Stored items
+++

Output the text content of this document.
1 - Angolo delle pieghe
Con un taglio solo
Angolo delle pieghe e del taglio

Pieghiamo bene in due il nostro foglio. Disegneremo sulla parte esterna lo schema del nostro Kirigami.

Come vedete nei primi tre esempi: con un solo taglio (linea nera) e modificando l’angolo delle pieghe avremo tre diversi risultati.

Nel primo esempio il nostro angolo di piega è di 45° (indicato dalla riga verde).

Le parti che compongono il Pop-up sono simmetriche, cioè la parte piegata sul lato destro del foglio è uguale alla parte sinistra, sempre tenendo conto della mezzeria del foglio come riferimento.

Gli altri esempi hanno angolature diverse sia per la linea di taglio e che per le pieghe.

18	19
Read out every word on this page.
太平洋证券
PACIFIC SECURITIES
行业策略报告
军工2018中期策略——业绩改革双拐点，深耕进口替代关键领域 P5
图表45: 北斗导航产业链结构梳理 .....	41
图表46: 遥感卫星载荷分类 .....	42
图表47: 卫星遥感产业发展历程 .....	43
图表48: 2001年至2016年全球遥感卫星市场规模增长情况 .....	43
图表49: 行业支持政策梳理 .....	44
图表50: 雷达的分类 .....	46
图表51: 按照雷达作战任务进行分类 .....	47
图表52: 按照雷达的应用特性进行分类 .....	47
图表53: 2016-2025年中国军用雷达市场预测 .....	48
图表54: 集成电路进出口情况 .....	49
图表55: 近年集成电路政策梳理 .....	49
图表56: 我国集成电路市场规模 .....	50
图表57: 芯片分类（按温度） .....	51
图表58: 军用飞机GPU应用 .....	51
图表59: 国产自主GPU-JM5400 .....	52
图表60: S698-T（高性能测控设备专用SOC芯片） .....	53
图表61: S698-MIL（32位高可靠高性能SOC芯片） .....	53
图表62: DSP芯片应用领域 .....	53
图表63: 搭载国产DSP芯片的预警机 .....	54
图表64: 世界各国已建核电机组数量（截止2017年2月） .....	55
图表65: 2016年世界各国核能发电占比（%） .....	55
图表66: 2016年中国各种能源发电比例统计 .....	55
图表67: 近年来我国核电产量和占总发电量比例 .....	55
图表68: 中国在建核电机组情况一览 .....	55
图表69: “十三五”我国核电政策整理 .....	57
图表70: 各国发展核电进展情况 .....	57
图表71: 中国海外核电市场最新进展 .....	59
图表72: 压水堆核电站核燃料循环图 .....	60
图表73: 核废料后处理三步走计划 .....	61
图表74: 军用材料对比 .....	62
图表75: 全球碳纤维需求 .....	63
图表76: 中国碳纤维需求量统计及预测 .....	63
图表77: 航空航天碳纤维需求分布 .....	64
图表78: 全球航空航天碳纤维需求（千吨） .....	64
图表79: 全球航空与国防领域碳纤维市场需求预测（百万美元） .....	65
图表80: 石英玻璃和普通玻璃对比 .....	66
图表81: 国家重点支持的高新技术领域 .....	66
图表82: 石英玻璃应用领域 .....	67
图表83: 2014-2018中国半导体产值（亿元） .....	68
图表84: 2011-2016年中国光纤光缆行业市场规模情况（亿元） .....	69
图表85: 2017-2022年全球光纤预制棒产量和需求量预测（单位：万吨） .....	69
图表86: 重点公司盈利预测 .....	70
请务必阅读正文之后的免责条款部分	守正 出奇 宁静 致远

+++

Instructions for the task
Copy each line of the listing that contains the string "delle".

Task response
1 - Angolo delle pieghe
Angolo delle pieghe e del taglio
Come vedete nei primi tre esempi: con un solo taglio (linea nera) e modificando l’angolo delle pieghe avremo tre diversi risultati.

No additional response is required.